## [INPUT RECORDS]

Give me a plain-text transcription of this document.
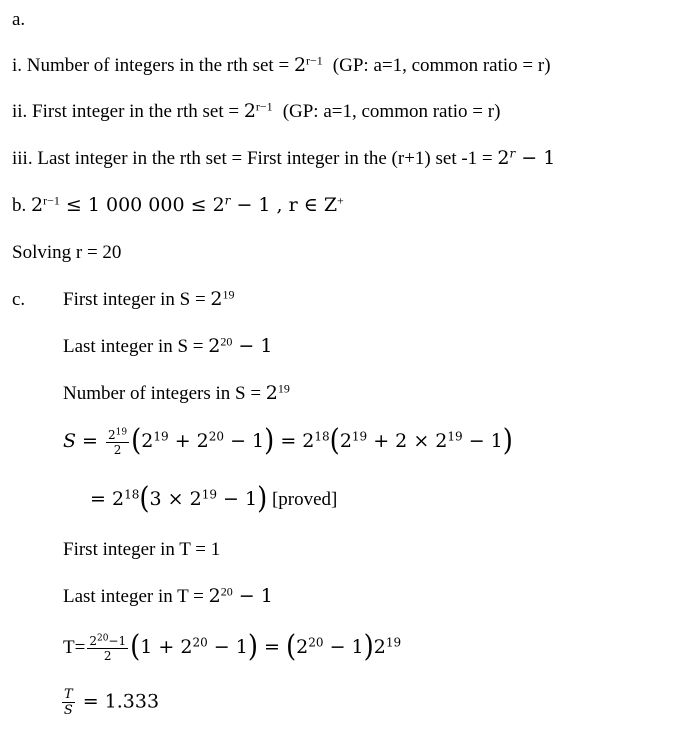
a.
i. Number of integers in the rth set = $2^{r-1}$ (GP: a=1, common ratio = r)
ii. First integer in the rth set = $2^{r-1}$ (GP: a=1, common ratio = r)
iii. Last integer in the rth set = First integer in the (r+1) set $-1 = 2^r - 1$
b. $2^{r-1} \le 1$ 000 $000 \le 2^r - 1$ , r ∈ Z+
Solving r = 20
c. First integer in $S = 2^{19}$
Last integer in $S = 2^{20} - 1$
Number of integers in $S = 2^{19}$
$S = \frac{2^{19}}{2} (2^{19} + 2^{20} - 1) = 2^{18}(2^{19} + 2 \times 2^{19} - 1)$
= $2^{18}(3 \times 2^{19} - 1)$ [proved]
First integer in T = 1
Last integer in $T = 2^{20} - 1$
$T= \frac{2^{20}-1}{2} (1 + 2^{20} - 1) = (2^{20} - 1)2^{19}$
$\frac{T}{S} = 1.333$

---

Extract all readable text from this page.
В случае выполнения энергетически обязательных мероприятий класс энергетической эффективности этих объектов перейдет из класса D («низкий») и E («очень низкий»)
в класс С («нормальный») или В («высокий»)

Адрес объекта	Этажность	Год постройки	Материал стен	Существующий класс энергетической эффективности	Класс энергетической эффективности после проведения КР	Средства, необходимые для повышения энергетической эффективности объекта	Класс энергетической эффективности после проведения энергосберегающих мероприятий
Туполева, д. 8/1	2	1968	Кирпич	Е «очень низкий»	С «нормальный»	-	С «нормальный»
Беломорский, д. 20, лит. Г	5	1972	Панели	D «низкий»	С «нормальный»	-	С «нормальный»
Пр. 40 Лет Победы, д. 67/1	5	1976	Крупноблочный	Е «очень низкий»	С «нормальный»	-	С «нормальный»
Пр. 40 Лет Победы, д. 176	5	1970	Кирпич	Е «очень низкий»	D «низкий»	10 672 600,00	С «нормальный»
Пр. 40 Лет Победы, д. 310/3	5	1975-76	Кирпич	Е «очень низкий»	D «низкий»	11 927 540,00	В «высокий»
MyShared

...

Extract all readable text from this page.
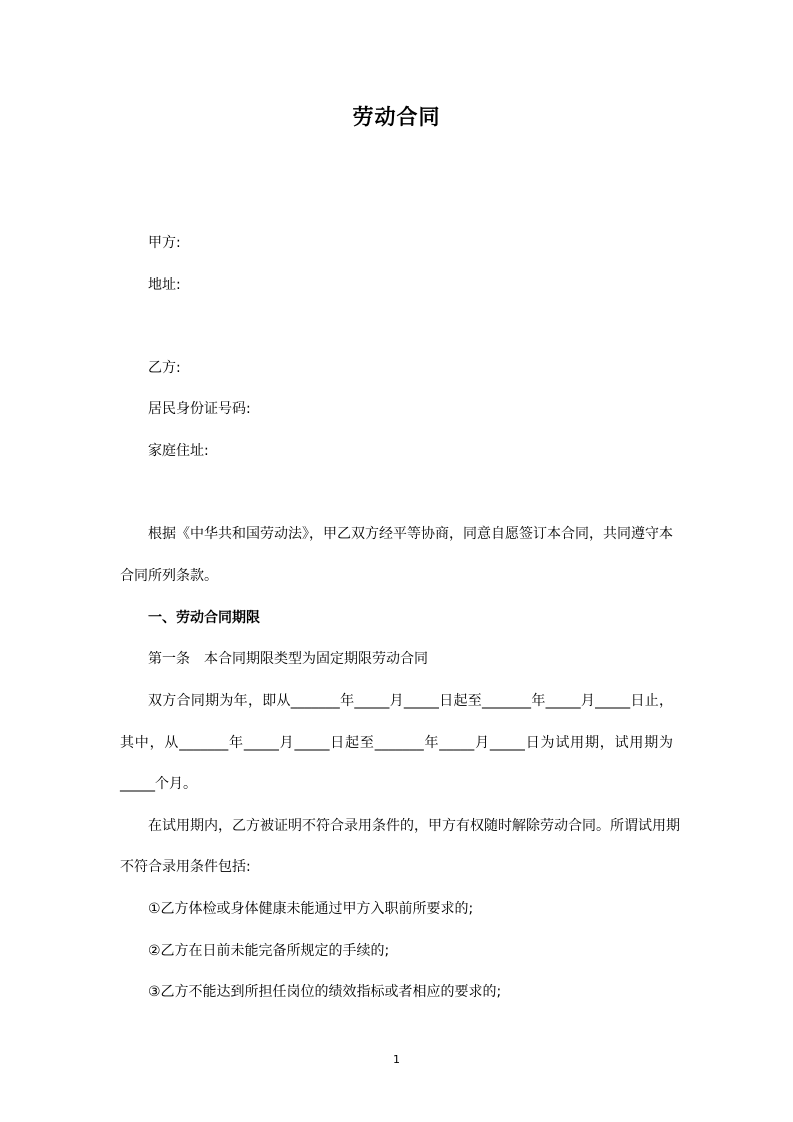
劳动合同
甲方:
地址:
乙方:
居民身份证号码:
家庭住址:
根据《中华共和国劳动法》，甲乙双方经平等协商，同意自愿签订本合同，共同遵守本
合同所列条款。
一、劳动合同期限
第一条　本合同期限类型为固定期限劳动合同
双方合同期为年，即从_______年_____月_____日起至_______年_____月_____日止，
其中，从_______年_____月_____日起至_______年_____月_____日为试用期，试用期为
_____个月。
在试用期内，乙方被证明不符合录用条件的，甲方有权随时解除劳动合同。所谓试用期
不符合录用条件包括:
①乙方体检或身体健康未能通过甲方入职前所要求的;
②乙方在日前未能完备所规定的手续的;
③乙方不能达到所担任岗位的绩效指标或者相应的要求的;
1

## [WHAT IS ASKED]
Where does the word "энергетической" appear in the listing? List each line that holds it.

## [ANSWER FOR THIS EXERCISE]
В случае выполнения энергетически обязательных мероприятий класс энергетической эффективности этих объектов перейдет из класса D («низкий») и E («очень низкий»)
Адрес объекта	Этажность	Год постройки	Материал стен	Существующий класс энергетической эффективности	Класс энергетической эффективности после проведения КР	Средства, необходимые для повышения энергетической эффективности объекта	Класс энергетической эффективности после проведения энергосберегающих мероприятий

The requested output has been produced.